→ YOUR OBJECTIVE:
Find the line that contains "What data populates". Repeat that line and all lines following it, exactly, through the end of the listing below.

→ AVAILABLE DATA:
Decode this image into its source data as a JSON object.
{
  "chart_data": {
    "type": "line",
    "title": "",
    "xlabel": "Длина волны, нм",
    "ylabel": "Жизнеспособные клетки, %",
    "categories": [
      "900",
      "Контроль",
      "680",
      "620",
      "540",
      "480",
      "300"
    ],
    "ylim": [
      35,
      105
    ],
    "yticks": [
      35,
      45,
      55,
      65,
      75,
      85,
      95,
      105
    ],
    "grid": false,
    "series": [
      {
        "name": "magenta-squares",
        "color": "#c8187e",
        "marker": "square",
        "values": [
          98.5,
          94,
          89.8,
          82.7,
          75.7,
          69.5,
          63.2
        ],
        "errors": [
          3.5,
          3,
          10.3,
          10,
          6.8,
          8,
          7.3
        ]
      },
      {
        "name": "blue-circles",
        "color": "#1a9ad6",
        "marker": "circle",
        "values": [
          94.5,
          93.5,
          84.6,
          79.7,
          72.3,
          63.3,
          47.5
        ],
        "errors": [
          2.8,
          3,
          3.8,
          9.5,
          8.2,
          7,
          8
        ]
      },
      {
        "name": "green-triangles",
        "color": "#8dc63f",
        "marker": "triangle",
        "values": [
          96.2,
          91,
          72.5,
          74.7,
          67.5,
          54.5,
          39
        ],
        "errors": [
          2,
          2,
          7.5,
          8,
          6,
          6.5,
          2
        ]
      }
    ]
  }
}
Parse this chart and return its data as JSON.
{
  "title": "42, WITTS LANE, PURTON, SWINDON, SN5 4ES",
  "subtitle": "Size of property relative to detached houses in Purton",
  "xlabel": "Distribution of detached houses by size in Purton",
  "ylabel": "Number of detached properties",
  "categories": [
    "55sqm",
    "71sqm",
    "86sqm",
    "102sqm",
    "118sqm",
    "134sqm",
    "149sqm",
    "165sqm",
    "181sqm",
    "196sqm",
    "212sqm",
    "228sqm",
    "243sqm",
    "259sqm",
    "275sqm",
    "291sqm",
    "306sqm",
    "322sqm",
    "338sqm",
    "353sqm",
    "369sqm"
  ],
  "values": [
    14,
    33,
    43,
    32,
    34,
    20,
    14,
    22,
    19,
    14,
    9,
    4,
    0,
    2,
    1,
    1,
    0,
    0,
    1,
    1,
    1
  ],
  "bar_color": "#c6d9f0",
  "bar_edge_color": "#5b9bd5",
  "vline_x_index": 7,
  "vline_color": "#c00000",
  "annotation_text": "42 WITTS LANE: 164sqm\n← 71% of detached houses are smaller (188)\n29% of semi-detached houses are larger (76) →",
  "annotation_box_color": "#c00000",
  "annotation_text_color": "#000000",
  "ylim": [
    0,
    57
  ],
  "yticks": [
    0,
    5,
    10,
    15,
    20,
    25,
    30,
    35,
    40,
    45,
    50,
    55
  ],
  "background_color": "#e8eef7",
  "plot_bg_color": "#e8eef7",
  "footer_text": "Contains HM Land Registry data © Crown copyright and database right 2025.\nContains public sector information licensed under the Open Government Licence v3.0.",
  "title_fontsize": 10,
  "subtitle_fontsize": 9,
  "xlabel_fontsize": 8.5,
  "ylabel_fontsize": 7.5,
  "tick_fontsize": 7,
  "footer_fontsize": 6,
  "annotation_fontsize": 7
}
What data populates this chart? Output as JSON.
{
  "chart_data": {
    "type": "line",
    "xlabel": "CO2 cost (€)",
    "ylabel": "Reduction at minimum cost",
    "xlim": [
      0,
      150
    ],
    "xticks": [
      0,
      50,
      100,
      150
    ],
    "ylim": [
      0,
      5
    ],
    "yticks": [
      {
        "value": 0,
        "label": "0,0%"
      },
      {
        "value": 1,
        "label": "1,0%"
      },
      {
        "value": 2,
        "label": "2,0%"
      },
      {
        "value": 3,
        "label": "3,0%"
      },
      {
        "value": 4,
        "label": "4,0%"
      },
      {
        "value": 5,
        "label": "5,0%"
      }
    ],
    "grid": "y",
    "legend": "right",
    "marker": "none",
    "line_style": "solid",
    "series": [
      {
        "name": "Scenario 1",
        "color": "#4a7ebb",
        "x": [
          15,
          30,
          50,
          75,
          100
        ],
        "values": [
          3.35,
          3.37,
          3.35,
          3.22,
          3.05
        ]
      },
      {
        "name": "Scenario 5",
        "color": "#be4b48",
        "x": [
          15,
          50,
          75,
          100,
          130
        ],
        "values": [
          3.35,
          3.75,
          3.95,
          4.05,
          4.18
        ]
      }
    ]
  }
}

→ OUTPUT FOR THIS EXERCISE:
What data populates this chart? Output as JSON.
{
  "chart_data": {
    "type": "line",
    "xlabel": "CO2 cost (€)",
    "ylabel": "Reduction at minimum cost",
    "xlim": [
      0,
      150
    ],
    "xticks": [
      0,
      50,
      100,
      150
    ],
    "ylim": [
      0,
      5
    ],
    "yticks": [
      {
        "value": 0,
        "label": "0,0%"
      },
      {
        "value": 1,
        "label": "1,0%"
      },
      {
        "value": 2,
        "label": "2,0%"
      },
      {
        "value": 3,
        "label": "3,0%"
      },
      {
        "value": 4,
        "label": "4,0%"
      },
      {
        "value": 5,
        "label": "5,0%"
      }
    ],
    "grid": "y",
    "legend": "right",
    "marker": "none",
    "line_style": "solid",
    "series": [
      {
        "name": "Scenario 1",
        "color": "#4a7ebb",
        "x": [
          15,
          30,
          50,
          75,
          100
        ],
        "values": [
          3.35,
          3.37,
          3.35,
          3.22,
          3.05
        ]
      },
      {
        "name": "Scenario 5",
        "color": "#be4b48",
        "x": [
          15,
          50,
          75,
          100,
          130
        ],
        "values": [
          3.35,
          3.75,
          3.95,
          4.05,
          4.18
        ]
      }
    ]
  }
}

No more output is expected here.